• YOUR OBJECTIVE: Restate each line of the listing exactly, without carrying over any pictures.

• SUPPLIED DATA:
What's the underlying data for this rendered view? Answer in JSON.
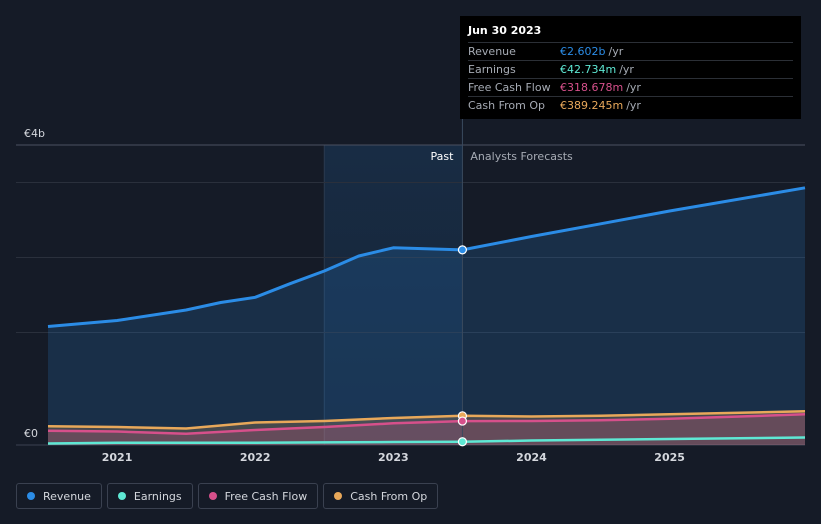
{
  "tooltip": {
    "date": "Jun 30 2023",
    "rows": [
      {
        "label": "Revenue",
        "value": "€2.602b",
        "unit": "/yr",
        "color": "#2b8ce6"
      },
      {
        "label": "Earnings",
        "value": "€42.734m",
        "unit": "/yr",
        "color": "#5ee8d4"
      },
      {
        "label": "Free Cash Flow",
        "value": "€318.678m",
        "unit": "/yr",
        "color": "#d6508b"
      },
      {
        "label": "Cash From Op",
        "value": "€389.245m",
        "unit": "/yr",
        "color": "#e8a85a"
      }
    ]
  },
  "chart_data": {
    "type": "line",
    "x_ticks": [
      2021,
      2022,
      2023,
      2024,
      2025
    ],
    "x_range": [
      2020.5,
      2025.98
    ],
    "ylim": [
      0,
      4
    ],
    "y_tick_labels": [
      {
        "value": 4,
        "label": "€4b"
      },
      {
        "value": 0,
        "label": "€0"
      }
    ],
    "y_gridlines": [
      4,
      3.5,
      2.5,
      1.5
    ],
    "past_label": "Past",
    "forecast_label": "Analysts Forecasts",
    "divider_x": 2023.5,
    "past_shade_start": 2022.5,
    "series": [
      {
        "name": "Revenue",
        "color": "#2b8ce6",
        "fill": true,
        "points": [
          [
            2020.5,
            1.58
          ],
          [
            2021.0,
            1.66
          ],
          [
            2021.5,
            1.8
          ],
          [
            2021.75,
            1.9
          ],
          [
            2022.0,
            1.97
          ],
          [
            2022.25,
            2.15
          ],
          [
            2022.5,
            2.32
          ],
          [
            2022.75,
            2.52
          ],
          [
            2023.0,
            2.63
          ],
          [
            2023.5,
            2.602
          ],
          [
            2024.0,
            2.78
          ],
          [
            2024.5,
            2.95
          ],
          [
            2025.0,
            3.12
          ],
          [
            2025.98,
            3.43
          ]
        ]
      },
      {
        "name": "Cash From Op",
        "color": "#e8a85a",
        "fill": true,
        "points": [
          [
            2020.5,
            0.25
          ],
          [
            2021.0,
            0.24
          ],
          [
            2021.5,
            0.22
          ],
          [
            2022.0,
            0.3
          ],
          [
            2022.5,
            0.32
          ],
          [
            2023.0,
            0.36
          ],
          [
            2023.5,
            0.389
          ],
          [
            2024.0,
            0.38
          ],
          [
            2024.5,
            0.39
          ],
          [
            2025.0,
            0.41
          ],
          [
            2025.98,
            0.45
          ]
        ]
      },
      {
        "name": "Free Cash Flow",
        "color": "#d6508b",
        "fill": true,
        "points": [
          [
            2020.5,
            0.19
          ],
          [
            2021.0,
            0.18
          ],
          [
            2021.5,
            0.15
          ],
          [
            2022.0,
            0.2
          ],
          [
            2022.5,
            0.24
          ],
          [
            2023.0,
            0.29
          ],
          [
            2023.5,
            0.319
          ],
          [
            2024.0,
            0.32
          ],
          [
            2024.5,
            0.33
          ],
          [
            2025.0,
            0.35
          ],
          [
            2025.98,
            0.41
          ]
        ]
      },
      {
        "name": "Earnings",
        "color": "#5ee8d4",
        "fill": false,
        "points": [
          [
            2020.5,
            0.02
          ],
          [
            2021.0,
            0.03
          ],
          [
            2021.5,
            0.03
          ],
          [
            2022.0,
            0.03
          ],
          [
            2022.5,
            0.035
          ],
          [
            2023.0,
            0.04
          ],
          [
            2023.5,
            0.043
          ],
          [
            2024.0,
            0.06
          ],
          [
            2024.5,
            0.07
          ],
          [
            2025.0,
            0.08
          ],
          [
            2025.98,
            0.1
          ]
        ]
      }
    ]
  },
  "legend": [
    {
      "label": "Revenue",
      "color": "#2b8ce6"
    },
    {
      "label": "Earnings",
      "color": "#5ee8d4"
    },
    {
      "label": "Free Cash Flow",
      "color": "#d6508b"
    },
    {
      "label": "Cash From Op",
      "color": "#e8a85a"
    }
  ]
}
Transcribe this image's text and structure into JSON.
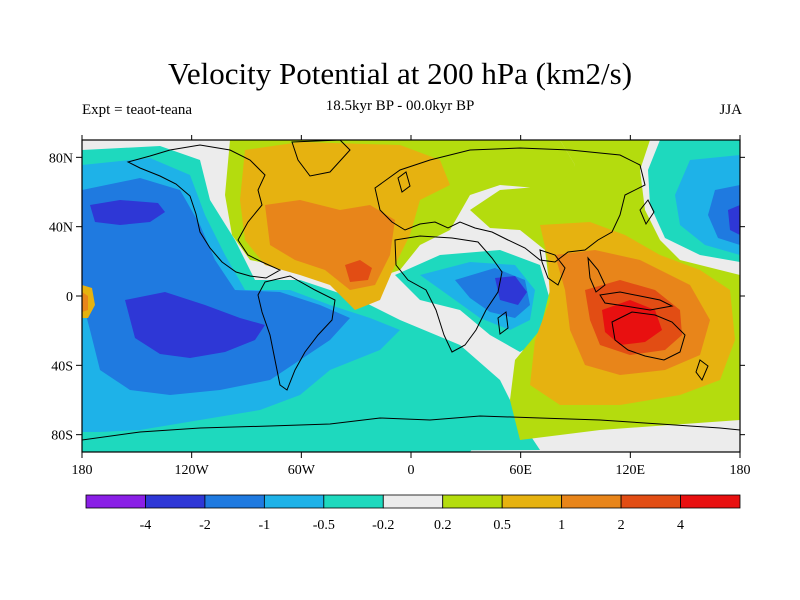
{
  "title": "Velocity Potential at 200 hPa (km2/s)",
  "subtitle": "18.5kyr BP - 00.0kyr BP",
  "left_label": "Expt = teaot-teana",
  "right_label": "JJA",
  "axes": {
    "lat_ticks": [
      "80N",
      "40N",
      "0",
      "40S",
      "80S"
    ],
    "lat_values": [
      80,
      40,
      0,
      -40,
      -80
    ],
    "lon_ticks": [
      "180",
      "120W",
      "60W",
      "0",
      "60E",
      "120E",
      "180"
    ],
    "lon_values": [
      -180,
      -120,
      -60,
      0,
      60,
      120,
      180
    ],
    "lat_range": [
      -90,
      90
    ],
    "lon_range": [
      -180,
      180
    ]
  },
  "colorbar": {
    "labels": [
      "-4",
      "-2",
      "-1",
      "-0.5",
      "-0.2",
      "0.2",
      "0.5",
      "1",
      "2",
      "4"
    ],
    "colors": [
      "#8a1fe6",
      "#2e37d6",
      "#1f7ae0",
      "#1eb2e8",
      "#1ed9be",
      "#ececec",
      "#b4dc0e",
      "#e6b210",
      "#e8851a",
      "#e24d14",
      "#e81010"
    ]
  },
  "colors": {
    "neutral": "#ececec",
    "coast": "#000000"
  }
}
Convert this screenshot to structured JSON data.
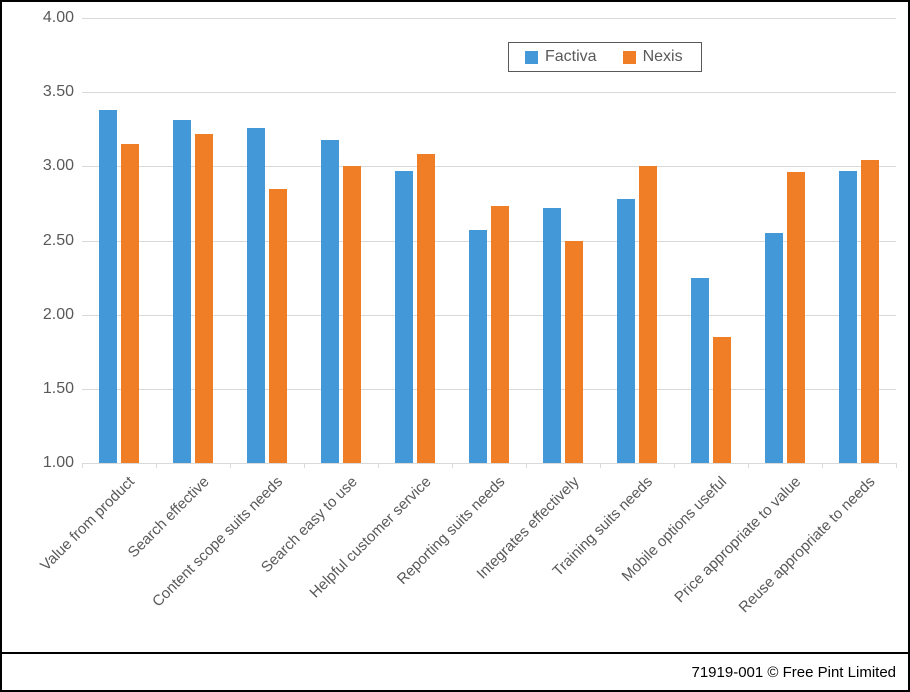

• WRITTEN RESPONSE:
What's the underlying data for this rendered view? Answer in JSON.
{
  "tooltip": {
    "date": "Jun 30 2023",
    "rows": [
      {
        "label": "Revenue",
        "value": "€2.602b",
        "unit": "/yr",
        "color": "#2b8ce6"
      },
      {
        "label": "Earnings",
        "value": "€42.734m",
        "unit": "/yr",
        "color": "#5ee8d4"
      },
      {
        "label": "Free Cash Flow",
        "value": "€318.678m",
        "unit": "/yr",
        "color": "#d6508b"
      },
      {
        "label": "Cash From Op",
        "value": "€389.245m",
        "unit": "/yr",
        "color": "#e8a85a"
      }
    ]
  },
  "chart_data": {
    "type": "line",
    "x_ticks": [
      2021,
      2022,
      2023,
      2024,
      2025
    ],
    "x_range": [
      2020.5,
      2025.98
    ],
    "ylim": [
      0,
      4
    ],
    "y_tick_labels": [
      {
        "value": 4,
        "label": "€4b"
      },
      {
        "value": 0,
        "label": "€0"
      }
    ],
    "y_gridlines": [
      4,
      3.5,
      2.5,
      1.5
    ],
    "past_label": "Past",
    "forecast_label": "Analysts Forecasts",
    "divider_x": 2023.5,
    "past_shade_start": 2022.5,
    "series": [
      {
        "name": "Revenue",
        "color": "#2b8ce6",
        "fill": true,
        "points": [
          [
            2020.5,
            1.58
          ],
          [
            2021.0,
            1.66
          ],
          [
            2021.5,
            1.8
          ],
          [
            2021.75,
            1.9
          ],
          [
            2022.0,
            1.97
          ],
          [
            2022.25,
            2.15
          ],
          [
            2022.5,
            2.32
          ],
          [
            2022.75,
            2.52
          ],
          [
            2023.0,
            2.63
          ],
          [
            2023.5,
            2.602
          ],
          [
            2024.0,
            2.78
          ],
          [
            2024.5,
            2.95
          ],
          [
            2025.0,
            3.12
          ],
          [
            2025.98,
            3.43
          ]
        ]
      },
      {
        "name": "Cash From Op",
        "color": "#e8a85a",
        "fill": true,
        "points": [
          [
            2020.5,
            0.25
          ],
          [
            2021.0,
            0.24
          ],
          [
            2021.5,
            0.22
          ],
          [
            2022.0,
            0.3
          ],
          [
            2022.5,
            0.32
          ],
          [
            2023.0,
            0.36
          ],
          [
            2023.5,
            0.389
          ],
          [
            2024.0,
            0.38
          ],
          [
            2024.5,
            0.39
          ],
          [
            2025.0,
            0.41
          ],
          [
            2025.98,
            0.45
          ]
        ]
      },
      {
        "name": "Free Cash Flow",
        "color": "#d6508b",
        "fill": true,
        "points": [
          [
            2020.5,
            0.19
          ],
          [
            2021.0,
            0.18
          ],
          [
            2021.5,
            0.15
          ],
          [
            2022.0,
            0.2
          ],
          [
            2022.5,
            0.24
          ],
          [
            2023.0,
            0.29
          ],
          [
            2023.5,
            0.319
          ],
          [
            2024.0,
            0.32
          ],
          [
            2024.5,
            0.33
          ],
          [
            2025.0,
            0.35
          ],
          [
            2025.98,
            0.41
          ]
        ]
      },
      {
        "name": "Earnings",
        "color": "#5ee8d4",
        "fill": false,
        "points": [
          [
            2020.5,
            0.02
          ],
          [
            2021.0,
            0.03
          ],
          [
            2021.5,
            0.03
          ],
          [
            2022.0,
            0.03
          ],
          [
            2022.5,
            0.035
          ],
          [
            2023.0,
            0.04
          ],
          [
            2023.5,
            0.043
          ],
          [
            2024.0,
            0.06
          ],
          [
            2024.5,
            0.07
          ],
          [
            2025.0,
            0.08
          ],
          [
            2025.98,
            0.1
          ]
        ]
      }
    ]
  },
  "legend": [
    {
      "label": "Revenue",
      "color": "#2b8ce6"
    },
    {
      "label": "Earnings",
      "color": "#5ee8d4"
    },
    {
      "label": "Free Cash Flow",
      "color": "#d6508b"
    },
    {
      "label": "Cash From Op",
      "color": "#e8a85a"
    }
  ]
}
Transcribe this image's text and structure into JSON.
{
  "title": "Velocity Potential at 200 hPa (km2/s)",
  "subtitle": "18.5kyr BP - 00.0kyr BP",
  "left_label": "Expt = teaot-teana",
  "right_label": "JJA",
  "axes": {
    "lat_ticks": [
      "80N",
      "40N",
      "0",
      "40S",
      "80S"
    ],
    "lat_values": [
      80,
      40,
      0,
      -40,
      -80
    ],
    "lon_ticks": [
      "180",
      "120W",
      "60W",
      "0",
      "60E",
      "120E",
      "180"
    ],
    "lon_values": [
      -180,
      -120,
      -60,
      0,
      60,
      120,
      180
    ],
    "lat_range": [
      -90,
      90
    ],
    "lon_range": [
      -180,
      180
    ]
  },
  "colorbar": {
    "labels": [
      "-4",
      "-2",
      "-1",
      "-0.5",
      "-0.2",
      "0.2",
      "0.5",
      "1",
      "2",
      "4"
    ],
    "colors": [
      "#8a1fe6",
      "#2e37d6",
      "#1f7ae0",
      "#1eb2e8",
      "#1ed9be",
      "#ececec",
      "#b4dc0e",
      "#e6b210",
      "#e8851a",
      "#e24d14",
      "#e81010"
    ]
  },
  "colors": {
    "neutral": "#ececec",
    "coast": "#000000"
  }
}
Convert this screenshot to structured JSON data.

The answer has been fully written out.